Task directions |
Copy the items below line for line, leaving out the pictures.

Given data |
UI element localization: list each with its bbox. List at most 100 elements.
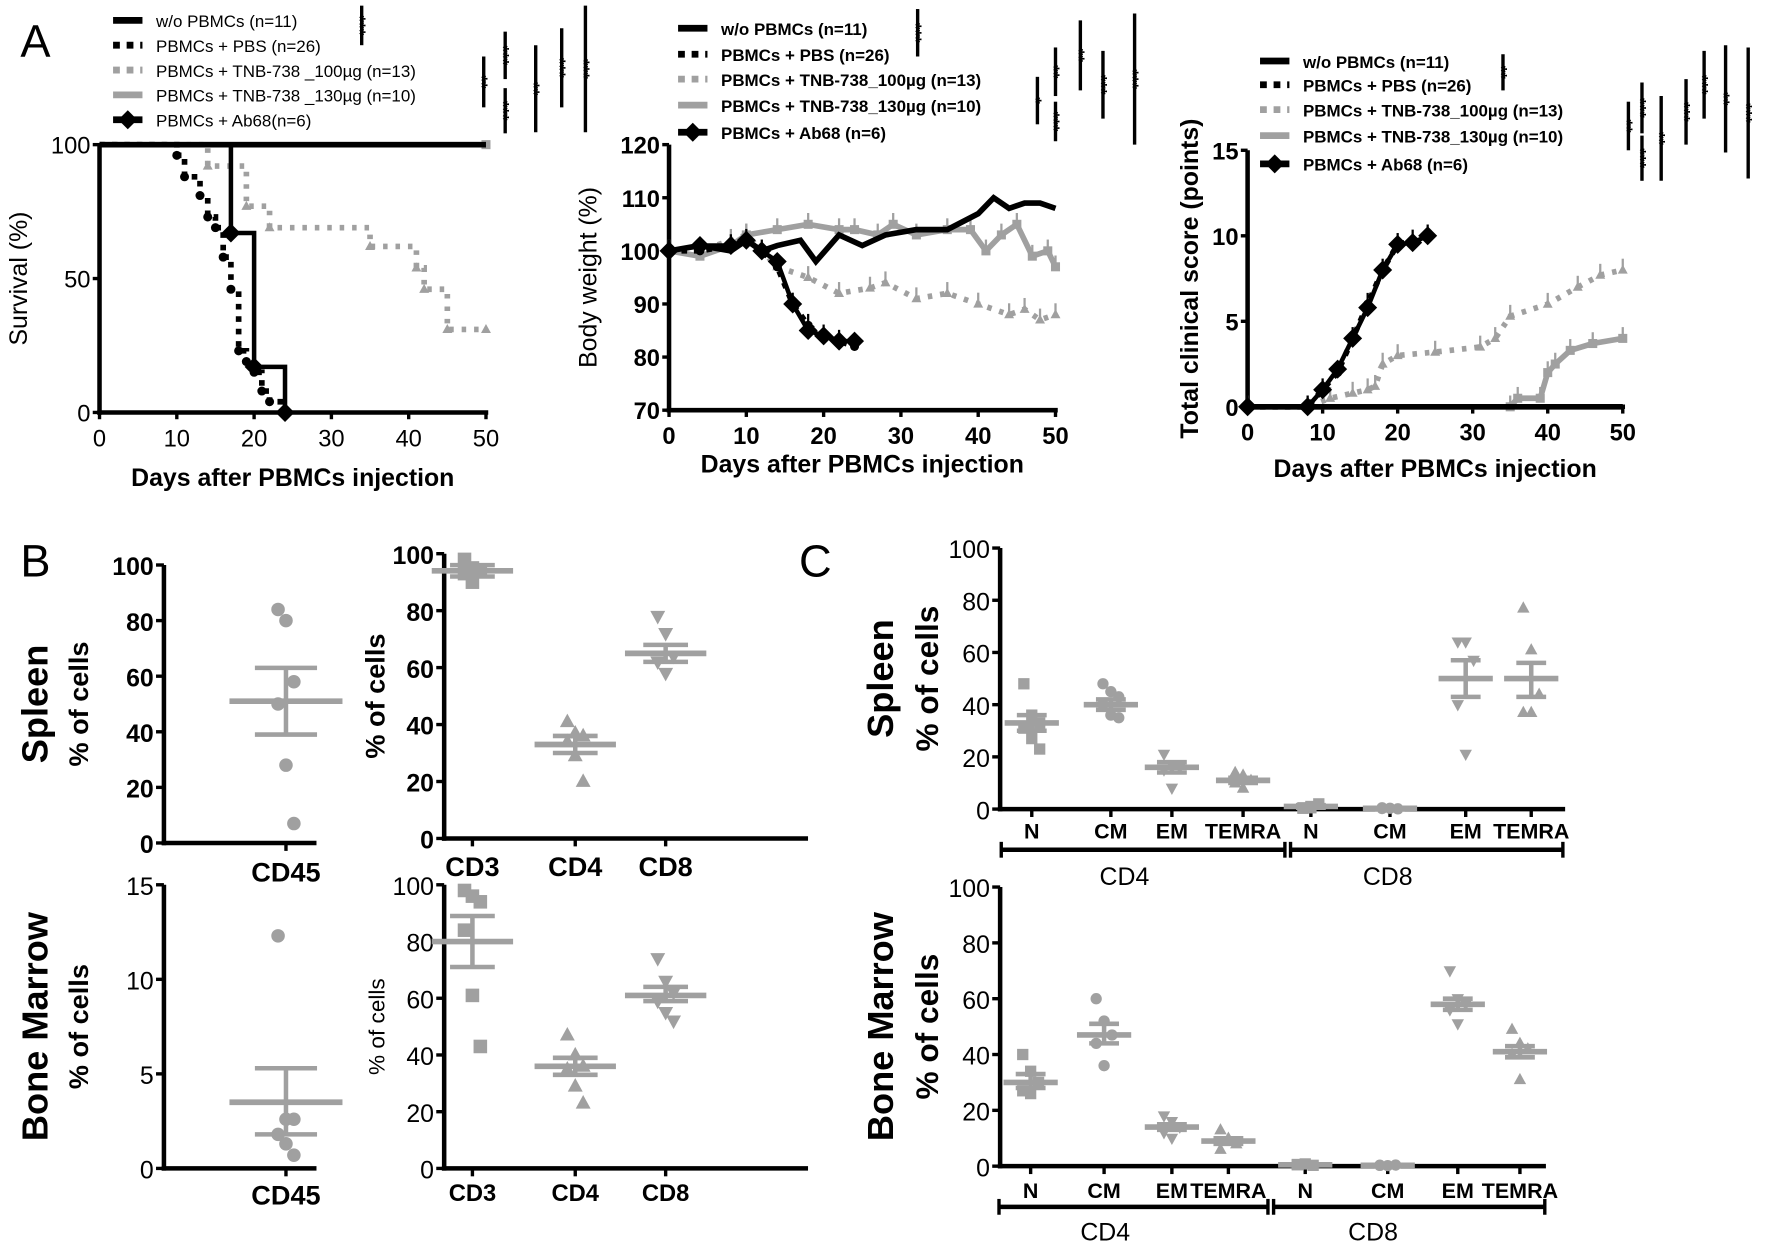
body-weight-significance-stars: * (1026, 97, 1045, 104)
spleen-cd3-cd4-cd8-category-label: CD4 (548, 851, 602, 882)
body-weight-legend-marker (683, 122, 703, 142)
body-weight-x-tick-label: 20 (810, 424, 836, 450)
spleen-subsets-y-tick-label: 100 (948, 536, 989, 564)
clinical-score-data-point (1373, 260, 1393, 280)
survival-data-point (442, 324, 453, 334)
clinical-score-data-point (1550, 359, 1560, 369)
body-weight-x-tick-label: 40 (965, 424, 991, 450)
clinical-score-x-tick-label: 40 (1535, 421, 1561, 447)
clinical-score-legend-marker (1265, 154, 1285, 174)
bone-marrow-subsets-data-point (1451, 1019, 1464, 1031)
bone-marrow-cd45-y-tick-label: 10 (126, 968, 154, 996)
survival-data-point (265, 397, 275, 407)
body-weight-data-point (1027, 251, 1037, 261)
body-weight-data-point (690, 236, 710, 256)
body-weight-y-tick-label: 70 (634, 399, 660, 425)
bone-marrow-subsets-y-tick-label: 80 (962, 931, 990, 959)
clinical-score-data-point (1328, 359, 1348, 379)
bone-marrow-cd3-cd4-cd8-y-tick-label: 20 (406, 1100, 434, 1128)
bone-marrow-cd3-cd4-cd8-category-label: CD8 (642, 1181, 689, 1207)
survival-data-point (264, 222, 275, 232)
spleen-cd45-y-tick-label: 0 (140, 831, 154, 859)
survival-data-point (172, 150, 182, 160)
bone-marrow-cd3-cd4-cd8-data-point (658, 975, 674, 990)
bone-marrow-subsets-category-label: TEMRA (1482, 1179, 1558, 1203)
body-weight-legend-label: PBMCs + TNB-738_100µg (n=13) (721, 71, 981, 90)
bone-marrow-cd45-data-point (279, 1137, 293, 1151)
spleen-subsets-row-label: Spleen (860, 619, 901, 738)
spleen-cd45-data-point (287, 816, 301, 831)
spleen-subsets-data-point (1459, 637, 1472, 649)
body-weight-data-point (695, 251, 705, 261)
bone-marrow-subsets-data-point (1098, 1060, 1110, 1072)
bone-marrow-cd3-cd4-cd8-y-tick-label: 40 (406, 1043, 434, 1071)
survival-data-point (210, 223, 220, 233)
clinical-score-x-tick-label: 30 (1460, 421, 1486, 447)
spleen-cd45-category-label: CD45 (251, 856, 320, 887)
spleen-subsets-y-tick-label: 0 (976, 797, 990, 825)
clinical-score-data-point (1403, 233, 1423, 253)
spleen-cd45-data-point (279, 758, 293, 772)
survival-data-point (275, 402, 295, 422)
bone-marrow-cd45-y-tick-label: 0 (140, 1157, 154, 1185)
spleen-subsets-data-point (1517, 705, 1530, 718)
clinical-score-significance-stars: *** (1693, 75, 1712, 95)
spleen-subsets-data-point (1018, 722, 1030, 734)
survival-legend-label: w/o PBMCs (n=11) (155, 12, 297, 31)
clinical-score-y-tick-label: 5 (1225, 310, 1238, 336)
bone-marrow-subsets-category-label: N (1297, 1179, 1313, 1203)
body-weight-legend-label: PBMCs + PBS (n=26) (721, 46, 889, 65)
body-weight-data-point (783, 294, 803, 314)
body-weight-x-tick-label: 10 (733, 424, 759, 450)
spleen-cd45-y-tick-label: 100 (112, 553, 153, 581)
bone-marrow-subsets-data-point (1513, 1072, 1527, 1085)
bone-marrow-subsets-category-label: TEMRA (1190, 1179, 1266, 1203)
body-weight-significance-stars: *** (1123, 69, 1142, 89)
survival-y-tick-label: 0 (77, 401, 90, 427)
bone-marrow-cd45-category-label: CD45 (251, 1180, 320, 1211)
clinical-score-y-tick-label: 10 (1212, 225, 1238, 251)
bone-marrow-cd3-cd4-cd8-y-tick-label: 100 (393, 873, 434, 901)
body-weight-significance-stars: *** (1091, 75, 1110, 95)
spleen-cd3-cd4-cd8-y-tick-label: 20 (406, 770, 434, 798)
survival-series-line (99, 141, 288, 413)
body-weight-significance-stars: *** (1044, 112, 1063, 132)
survival-significance-stars: *** (494, 45, 513, 65)
survival-significance-stars: ** (524, 82, 543, 96)
bone-marrow-cd45-data-point (287, 1148, 301, 1162)
bone-marrow-cd3-cd4-cd8-data-point (575, 1095, 591, 1109)
survival-data-point (234, 346, 244, 356)
body-weight-legend-label: w/o PBMCs (n=11) (720, 20, 867, 39)
spleen-subsets-data-point (1517, 601, 1530, 613)
clinical-score-x-axis-label: Days after PBMCs injection (1274, 455, 1597, 483)
survival-data-point (180, 172, 190, 182)
bone-marrow-cd45-y-tick-label: 15 (126, 873, 154, 901)
survival-data-point (244, 357, 264, 377)
clinical-score-data-point (1418, 226, 1438, 246)
survival-x-tick-label: 50 (473, 426, 499, 452)
clinical-score-significance-stars: ** (1617, 119, 1636, 133)
survival-legend-label: PBMCs + TNB-738 _130µg (n=10) (156, 87, 416, 106)
spleen-subsets-category-label: N (1303, 819, 1319, 843)
spleen-subsets-data-point (1228, 765, 1242, 778)
bone-marrow-subsets-row-label: Bone Marrow (860, 911, 901, 1141)
bone-marrow-subsets-data-point (1443, 966, 1457, 978)
spleen-subsets-y-tick-label: 60 (962, 641, 990, 669)
bone-marrow-cd3-cd4-cd8-data-point (465, 988, 480, 1003)
clinical-score-legend-label: PBMCs + TNB-738_130µg (n=10) (1303, 127, 1563, 146)
bone-marrow-subsets-data-point (1017, 1085, 1029, 1097)
body-weight-data-point (911, 230, 921, 240)
survival-significance-stars: *** (574, 59, 593, 79)
bone-marrow-subsets-category-label: N (1023, 1179, 1039, 1203)
bone-marrow-cd45-row-label: Bone Marrow (15, 911, 56, 1141)
clinical-score-legend-label: PBMCs + Ab68 (n=6) (1303, 156, 1468, 175)
body-weight-data-point (829, 331, 849, 351)
bone-marrow-cd3-cd4-cd8-y-tick-label: 80 (406, 930, 434, 958)
spleen-subsets-data-point (1113, 712, 1125, 724)
body-weight-y-axis-label: Body weight (%) (575, 187, 603, 368)
body-weight-y-tick-label: 110 (622, 187, 660, 213)
survival-legend-label: PBMCs + PBS (n=26) (156, 37, 321, 56)
bone-marrow-cd3-cd4-cd8-y-tick-label: 0 (420, 1157, 434, 1185)
body-weight-x-axis-label: Days after PBMCs injection (701, 450, 1024, 478)
bone-marrow-cd3-cd4-cd8-data-point (658, 1006, 674, 1021)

Written response |
UI element localization: list each with its bbox. List at most 100 elements.
body-weight-significance-stars: * (1026, 97, 1045, 104)
spleen-cd3-cd4-cd8-category-label: CD4 (548, 851, 602, 882)
body-weight-legend-marker (683, 122, 703, 142)
body-weight-x-tick-label: 20 (810, 424, 836, 450)
spleen-subsets-y-tick-label: 100 (948, 536, 989, 564)
clinical-score-data-point (1373, 260, 1393, 280)
survival-data-point (442, 324, 453, 334)
clinical-score-data-point (1550, 359, 1560, 369)
body-weight-x-tick-label: 40 (965, 424, 991, 450)
clinical-score-x-tick-label: 40 (1535, 421, 1561, 447)
clinical-score-legend-marker (1265, 154, 1285, 174)
bone-marrow-subsets-data-point (1451, 1019, 1464, 1031)
bone-marrow-cd45-y-tick-label: 10 (126, 968, 154, 996)
survival-data-point (265, 397, 275, 407)
body-weight-data-point (1027, 251, 1037, 261)
body-weight-data-point (690, 236, 710, 256)
body-weight-y-tick-label: 70 (634, 399, 660, 425)
bone-marrow-subsets-y-tick-label: 80 (962, 931, 990, 959)
clinical-score-data-point (1328, 359, 1348, 379)
bone-marrow-cd3-cd4-cd8-y-tick-label: 20 (406, 1100, 434, 1128)
bone-marrow-cd3-cd4-cd8-category-label: CD8 (642, 1181, 689, 1207)
survival-data-point (264, 222, 275, 232)
spleen-cd45-y-tick-label: 0 (140, 831, 154, 859)
survival-data-point (172, 150, 182, 160)
bone-marrow-cd3-cd4-cd8-data-point (658, 975, 674, 990)
bone-marrow-subsets-category-label: TEMRA (1482, 1179, 1558, 1203)
body-weight-legend-label: PBMCs + TNB-738_100µg (n=13) (721, 71, 981, 90)
bone-marrow-cd45-data-point (279, 1137, 293, 1151)
spleen-subsets-row-label: Spleen (860, 619, 901, 738)
spleen-cd45-data-point (287, 816, 301, 831)
spleen-subsets-data-point (1459, 637, 1472, 649)
body-weight-data-point (695, 251, 705, 261)
bone-marrow-subsets-data-point (1098, 1060, 1110, 1072)
bone-marrow-cd3-cd4-cd8-y-tick-label: 40 (406, 1043, 434, 1071)
survival-data-point (210, 223, 220, 233)
clinical-score-x-tick-label: 30 (1460, 421, 1486, 447)
spleen-cd45-category-label: CD45 (251, 856, 320, 887)
spleen-subsets-y-tick-label: 0 (976, 797, 990, 825)
clinical-score-data-point (1403, 233, 1423, 253)
spleen-cd45-data-point (279, 758, 293, 772)
survival-data-point (275, 402, 295, 422)
bone-marrow-cd45-y-tick-label: 0 (140, 1157, 154, 1185)
spleen-subsets-data-point (1517, 705, 1530, 718)
clinical-score-significance-stars: *** (1693, 75, 1712, 95)
spleen-subsets-data-point (1018, 722, 1030, 734)
survival-legend-label: w/o PBMCs (n=11) (155, 12, 297, 31)
clinical-score-y-tick-label: 5 (1225, 310, 1238, 336)
bone-marrow-subsets-category-label: N (1297, 1179, 1313, 1203)
body-weight-legend-label: PBMCs + PBS (n=26) (721, 46, 889, 65)
body-weight-data-point (783, 294, 803, 314)
body-weight-x-tick-label: 10 (733, 424, 759, 450)
spleen-cd45-y-tick-label: 100 (112, 553, 153, 581)
bone-marrow-subsets-data-point (1513, 1072, 1527, 1085)
bone-marrow-subsets-category-label: TEMRA (1190, 1179, 1266, 1203)
body-weight-significance-stars: *** (1123, 69, 1142, 89)
survival-y-tick-label: 0 (77, 401, 90, 427)
bone-marrow-cd45-category-label: CD45 (251, 1180, 320, 1211)
clinical-score-y-tick-label: 10 (1212, 225, 1238, 251)
bone-marrow-cd3-cd4-cd8-y-tick-label: 100 (393, 873, 434, 901)
body-weight-significance-stars: *** (1091, 75, 1110, 95)
spleen-cd3-cd4-cd8-y-tick-label: 20 (406, 770, 434, 798)
survival-series-line (99, 141, 288, 413)
body-weight-significance-stars: *** (1044, 112, 1063, 132)
survival-significance-stars: *** (494, 45, 513, 65)
survival-significance-stars: ** (524, 82, 543, 96)
bone-marrow-cd45-data-point (287, 1148, 301, 1162)
bone-marrow-cd3-cd4-cd8-data-point (575, 1095, 591, 1109)
survival-data-point (234, 346, 244, 356)
body-weight-legend-label: w/o PBMCs (n=11) (720, 20, 867, 39)
spleen-subsets-data-point (1517, 601, 1530, 613)
clinical-score-x-axis-label: Days after PBMCs injection (1274, 455, 1597, 483)
survival-data-point (180, 172, 190, 182)
bone-marrow-cd45-y-tick-label: 15 (126, 873, 154, 901)
survival-data-point (244, 357, 264, 377)
clinical-score-data-point (1418, 226, 1438, 246)
survival-x-tick-label: 50 (473, 426, 499, 452)
clinical-score-significance-stars: ** (1617, 119, 1636, 133)
survival-legend-label: PBMCs + TNB-738 _130µg (n=10) (156, 87, 416, 106)
spleen-subsets-category-label: N (1303, 819, 1319, 843)
spleen-subsets-data-point (1228, 765, 1242, 778)
bone-marrow-subsets-row-label: Bone Marrow (860, 911, 901, 1141)
bone-marrow-subsets-data-point (1443, 966, 1457, 978)
spleen-subsets-y-tick-label: 60 (962, 641, 990, 669)
bone-marrow-cd3-cd4-cd8-data-point (465, 988, 480, 1003)
clinical-score-legend-label: PBMCs + TNB-738_130µg (n=10) (1303, 127, 1563, 146)
bone-marrow-subsets-data-point (1017, 1085, 1029, 1097)
body-weight-data-point (911, 230, 921, 240)
survival-significance-stars: *** (574, 59, 593, 79)
bone-marrow-subsets-category-label: N (1023, 1179, 1039, 1203)
bone-marrow-cd45-row-label: Bone Marrow (15, 911, 56, 1141)
clinical-score-legend-label: PBMCs + Ab68 (n=6) (1303, 156, 1468, 175)
body-weight-data-point (829, 331, 849, 351)
bone-marrow-cd3-cd4-cd8-y-tick-label: 80 (406, 930, 434, 958)
spleen-subsets-data-point (1113, 712, 1125, 724)
body-weight-y-axis-label: Body weight (%) (575, 187, 603, 368)
body-weight-y-tick-label: 110 (622, 187, 660, 213)
survival-legend-label: PBMCs + PBS (n=26) (156, 37, 321, 56)
bone-marrow-cd3-cd4-cd8-y-tick-label: 0 (420, 1157, 434, 1185)
body-weight-x-axis-label: Days after PBMCs injection (701, 450, 1024, 478)
bone-marrow-cd3-cd4-cd8-data-point (658, 1006, 674, 1021)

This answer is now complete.